— PROBLEM TO WORK ON —
Every line holding the string "text" should be gathered.

— Data entries —
────────
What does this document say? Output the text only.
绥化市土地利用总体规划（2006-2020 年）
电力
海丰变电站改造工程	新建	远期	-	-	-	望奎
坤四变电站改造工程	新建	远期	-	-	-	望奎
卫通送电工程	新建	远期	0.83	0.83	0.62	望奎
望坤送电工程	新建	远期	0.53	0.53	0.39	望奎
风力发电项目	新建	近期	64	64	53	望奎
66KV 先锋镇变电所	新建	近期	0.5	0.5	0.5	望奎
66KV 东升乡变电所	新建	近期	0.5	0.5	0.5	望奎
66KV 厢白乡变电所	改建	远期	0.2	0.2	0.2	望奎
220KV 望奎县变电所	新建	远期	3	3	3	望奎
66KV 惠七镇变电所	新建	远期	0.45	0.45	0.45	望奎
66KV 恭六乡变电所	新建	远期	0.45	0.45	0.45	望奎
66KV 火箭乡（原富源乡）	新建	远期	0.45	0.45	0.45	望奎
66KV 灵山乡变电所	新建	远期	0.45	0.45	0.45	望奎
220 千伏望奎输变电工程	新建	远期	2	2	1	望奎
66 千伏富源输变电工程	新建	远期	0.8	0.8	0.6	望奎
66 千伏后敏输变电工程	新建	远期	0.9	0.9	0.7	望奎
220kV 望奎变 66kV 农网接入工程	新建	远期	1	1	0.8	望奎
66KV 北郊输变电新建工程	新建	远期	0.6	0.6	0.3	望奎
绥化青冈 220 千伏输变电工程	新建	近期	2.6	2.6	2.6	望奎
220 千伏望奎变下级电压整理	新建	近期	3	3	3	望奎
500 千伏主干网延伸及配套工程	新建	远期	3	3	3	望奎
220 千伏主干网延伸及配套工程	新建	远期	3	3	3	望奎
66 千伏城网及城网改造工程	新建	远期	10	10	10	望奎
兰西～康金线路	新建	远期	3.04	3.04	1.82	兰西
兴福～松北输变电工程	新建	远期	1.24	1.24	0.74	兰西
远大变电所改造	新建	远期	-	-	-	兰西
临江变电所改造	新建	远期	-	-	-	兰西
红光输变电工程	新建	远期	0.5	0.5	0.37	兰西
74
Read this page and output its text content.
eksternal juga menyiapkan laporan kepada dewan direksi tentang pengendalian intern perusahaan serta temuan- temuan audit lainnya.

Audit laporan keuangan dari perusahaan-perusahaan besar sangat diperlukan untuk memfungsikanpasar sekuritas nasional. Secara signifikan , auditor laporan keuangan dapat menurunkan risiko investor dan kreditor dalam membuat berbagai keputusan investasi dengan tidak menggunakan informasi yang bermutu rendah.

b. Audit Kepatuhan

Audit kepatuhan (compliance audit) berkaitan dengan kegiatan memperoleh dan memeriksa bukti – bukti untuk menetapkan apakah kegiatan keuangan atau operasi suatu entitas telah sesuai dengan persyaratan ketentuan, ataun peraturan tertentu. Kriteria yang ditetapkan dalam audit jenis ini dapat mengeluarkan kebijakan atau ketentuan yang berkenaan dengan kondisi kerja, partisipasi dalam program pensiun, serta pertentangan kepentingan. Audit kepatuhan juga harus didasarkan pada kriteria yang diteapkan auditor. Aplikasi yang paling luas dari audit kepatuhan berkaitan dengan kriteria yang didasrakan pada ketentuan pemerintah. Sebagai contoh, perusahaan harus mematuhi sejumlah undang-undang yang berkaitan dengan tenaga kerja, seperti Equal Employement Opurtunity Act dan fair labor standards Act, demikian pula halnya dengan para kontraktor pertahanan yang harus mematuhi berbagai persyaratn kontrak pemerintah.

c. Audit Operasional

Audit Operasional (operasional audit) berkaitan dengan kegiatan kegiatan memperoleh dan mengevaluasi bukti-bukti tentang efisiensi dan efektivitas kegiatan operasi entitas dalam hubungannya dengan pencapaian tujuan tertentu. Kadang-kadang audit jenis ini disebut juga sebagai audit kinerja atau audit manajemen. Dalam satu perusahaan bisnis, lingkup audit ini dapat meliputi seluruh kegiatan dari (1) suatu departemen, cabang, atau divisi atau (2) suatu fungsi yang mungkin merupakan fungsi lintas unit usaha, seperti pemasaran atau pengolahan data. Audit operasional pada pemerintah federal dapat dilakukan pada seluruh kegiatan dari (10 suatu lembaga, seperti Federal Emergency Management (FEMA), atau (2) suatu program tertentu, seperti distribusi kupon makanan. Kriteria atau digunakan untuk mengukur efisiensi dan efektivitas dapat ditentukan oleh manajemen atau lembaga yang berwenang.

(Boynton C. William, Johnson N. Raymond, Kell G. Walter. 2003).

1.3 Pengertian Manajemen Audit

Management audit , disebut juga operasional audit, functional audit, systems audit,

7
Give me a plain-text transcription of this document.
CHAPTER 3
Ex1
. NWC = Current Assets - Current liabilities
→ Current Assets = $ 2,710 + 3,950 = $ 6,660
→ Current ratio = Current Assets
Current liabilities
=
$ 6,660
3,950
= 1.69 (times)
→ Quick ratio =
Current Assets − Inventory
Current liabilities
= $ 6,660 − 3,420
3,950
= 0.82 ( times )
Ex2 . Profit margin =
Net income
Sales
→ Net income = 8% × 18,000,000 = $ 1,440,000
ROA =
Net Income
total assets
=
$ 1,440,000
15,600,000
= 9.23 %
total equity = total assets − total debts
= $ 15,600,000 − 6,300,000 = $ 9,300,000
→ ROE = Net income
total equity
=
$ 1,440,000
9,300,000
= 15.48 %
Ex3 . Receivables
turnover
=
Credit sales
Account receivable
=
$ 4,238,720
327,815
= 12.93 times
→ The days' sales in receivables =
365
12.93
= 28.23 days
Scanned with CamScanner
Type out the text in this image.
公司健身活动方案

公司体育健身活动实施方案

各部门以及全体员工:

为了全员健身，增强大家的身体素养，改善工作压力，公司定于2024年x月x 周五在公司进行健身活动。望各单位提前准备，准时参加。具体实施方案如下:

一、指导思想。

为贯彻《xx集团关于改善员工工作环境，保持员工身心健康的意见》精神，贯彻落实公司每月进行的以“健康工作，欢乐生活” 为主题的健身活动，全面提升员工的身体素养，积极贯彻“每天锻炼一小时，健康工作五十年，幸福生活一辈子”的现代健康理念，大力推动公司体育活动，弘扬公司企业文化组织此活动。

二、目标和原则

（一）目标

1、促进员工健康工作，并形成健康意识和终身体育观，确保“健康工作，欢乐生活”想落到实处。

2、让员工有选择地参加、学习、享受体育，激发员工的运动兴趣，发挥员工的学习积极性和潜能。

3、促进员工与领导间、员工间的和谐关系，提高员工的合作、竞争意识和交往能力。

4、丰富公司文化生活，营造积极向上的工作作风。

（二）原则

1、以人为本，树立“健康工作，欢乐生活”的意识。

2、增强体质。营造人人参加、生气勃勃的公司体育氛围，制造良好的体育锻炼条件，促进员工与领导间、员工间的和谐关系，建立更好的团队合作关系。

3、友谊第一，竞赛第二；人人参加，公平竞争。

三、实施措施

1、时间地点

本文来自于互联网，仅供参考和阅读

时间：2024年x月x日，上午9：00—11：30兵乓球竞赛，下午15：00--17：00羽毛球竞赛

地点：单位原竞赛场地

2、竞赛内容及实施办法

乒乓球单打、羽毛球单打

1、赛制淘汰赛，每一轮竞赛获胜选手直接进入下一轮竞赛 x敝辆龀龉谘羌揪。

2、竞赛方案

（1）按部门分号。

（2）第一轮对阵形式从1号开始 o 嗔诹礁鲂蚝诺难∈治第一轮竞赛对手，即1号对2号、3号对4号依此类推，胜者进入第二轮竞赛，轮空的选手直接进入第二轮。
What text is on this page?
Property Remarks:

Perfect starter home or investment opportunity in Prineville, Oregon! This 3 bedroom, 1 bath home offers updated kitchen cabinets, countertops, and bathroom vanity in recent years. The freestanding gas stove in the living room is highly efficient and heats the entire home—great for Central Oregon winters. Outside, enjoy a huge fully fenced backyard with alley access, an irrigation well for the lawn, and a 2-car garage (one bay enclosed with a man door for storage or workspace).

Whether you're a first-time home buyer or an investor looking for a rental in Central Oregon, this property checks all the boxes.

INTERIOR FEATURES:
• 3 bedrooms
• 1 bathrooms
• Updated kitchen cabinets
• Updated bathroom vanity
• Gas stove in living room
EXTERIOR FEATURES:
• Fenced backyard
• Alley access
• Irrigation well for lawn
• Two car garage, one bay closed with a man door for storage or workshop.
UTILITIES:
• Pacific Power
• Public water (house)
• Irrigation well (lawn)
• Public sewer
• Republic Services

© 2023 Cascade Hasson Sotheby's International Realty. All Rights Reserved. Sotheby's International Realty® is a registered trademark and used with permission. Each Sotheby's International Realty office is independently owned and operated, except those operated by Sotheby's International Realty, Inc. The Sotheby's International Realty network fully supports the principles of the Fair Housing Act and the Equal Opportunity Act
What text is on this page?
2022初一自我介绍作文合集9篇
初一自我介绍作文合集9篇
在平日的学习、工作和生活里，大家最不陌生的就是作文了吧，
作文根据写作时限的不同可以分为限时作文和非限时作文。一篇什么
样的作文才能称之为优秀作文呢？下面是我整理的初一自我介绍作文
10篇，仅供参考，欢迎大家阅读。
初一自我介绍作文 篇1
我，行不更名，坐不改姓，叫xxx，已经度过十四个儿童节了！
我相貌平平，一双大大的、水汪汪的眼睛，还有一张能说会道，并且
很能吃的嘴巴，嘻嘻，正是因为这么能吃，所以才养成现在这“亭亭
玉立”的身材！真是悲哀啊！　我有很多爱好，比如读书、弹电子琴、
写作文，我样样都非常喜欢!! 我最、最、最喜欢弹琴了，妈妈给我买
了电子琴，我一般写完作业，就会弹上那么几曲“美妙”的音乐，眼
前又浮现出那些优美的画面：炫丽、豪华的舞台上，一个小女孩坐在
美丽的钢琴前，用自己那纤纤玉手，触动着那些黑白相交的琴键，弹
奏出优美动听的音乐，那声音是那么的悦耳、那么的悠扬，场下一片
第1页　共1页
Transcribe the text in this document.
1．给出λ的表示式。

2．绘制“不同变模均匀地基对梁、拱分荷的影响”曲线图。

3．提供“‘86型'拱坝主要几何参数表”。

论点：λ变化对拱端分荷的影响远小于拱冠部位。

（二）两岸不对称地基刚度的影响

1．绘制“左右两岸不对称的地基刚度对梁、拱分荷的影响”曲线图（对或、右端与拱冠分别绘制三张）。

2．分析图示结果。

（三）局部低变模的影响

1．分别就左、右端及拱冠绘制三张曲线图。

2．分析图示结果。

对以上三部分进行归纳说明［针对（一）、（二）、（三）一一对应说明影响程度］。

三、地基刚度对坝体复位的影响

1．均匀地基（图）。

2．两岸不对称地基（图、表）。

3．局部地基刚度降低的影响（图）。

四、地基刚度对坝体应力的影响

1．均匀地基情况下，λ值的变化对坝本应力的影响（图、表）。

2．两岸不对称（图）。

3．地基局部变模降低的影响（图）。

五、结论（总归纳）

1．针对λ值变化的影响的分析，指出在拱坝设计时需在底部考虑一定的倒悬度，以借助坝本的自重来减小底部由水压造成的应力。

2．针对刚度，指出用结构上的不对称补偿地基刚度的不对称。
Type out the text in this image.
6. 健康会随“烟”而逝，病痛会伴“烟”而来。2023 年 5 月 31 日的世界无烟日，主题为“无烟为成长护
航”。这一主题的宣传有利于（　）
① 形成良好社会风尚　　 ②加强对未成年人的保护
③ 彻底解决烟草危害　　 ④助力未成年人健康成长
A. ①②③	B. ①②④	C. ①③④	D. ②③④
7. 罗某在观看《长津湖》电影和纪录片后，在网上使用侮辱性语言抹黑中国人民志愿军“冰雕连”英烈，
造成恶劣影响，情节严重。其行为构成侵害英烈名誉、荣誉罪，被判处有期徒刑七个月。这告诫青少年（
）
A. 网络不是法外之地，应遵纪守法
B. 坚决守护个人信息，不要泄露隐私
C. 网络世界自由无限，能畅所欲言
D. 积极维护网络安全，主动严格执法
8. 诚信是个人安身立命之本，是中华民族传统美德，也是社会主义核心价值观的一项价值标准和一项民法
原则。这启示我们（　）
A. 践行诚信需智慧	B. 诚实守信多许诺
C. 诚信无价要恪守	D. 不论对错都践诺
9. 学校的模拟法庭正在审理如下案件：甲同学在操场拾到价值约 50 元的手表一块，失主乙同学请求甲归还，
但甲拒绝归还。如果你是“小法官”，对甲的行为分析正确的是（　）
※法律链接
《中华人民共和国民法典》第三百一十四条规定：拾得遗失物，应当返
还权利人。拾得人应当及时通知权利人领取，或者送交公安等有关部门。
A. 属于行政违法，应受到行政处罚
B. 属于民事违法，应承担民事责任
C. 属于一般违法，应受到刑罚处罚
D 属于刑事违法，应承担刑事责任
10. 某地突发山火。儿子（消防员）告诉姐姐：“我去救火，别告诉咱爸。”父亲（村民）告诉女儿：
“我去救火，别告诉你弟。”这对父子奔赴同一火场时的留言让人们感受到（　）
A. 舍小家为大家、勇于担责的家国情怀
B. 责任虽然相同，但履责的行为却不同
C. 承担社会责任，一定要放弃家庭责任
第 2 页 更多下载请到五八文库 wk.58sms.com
────────
— TASK OUTPUT —
What does this document say? Output the text only.
Read this page and output its text content.
Give me a plain-text transcription of this document.
Type out the text in this image.
What text is on this page?
What text is on this page?
Transcribe the text in this document.
Type out the text in this image.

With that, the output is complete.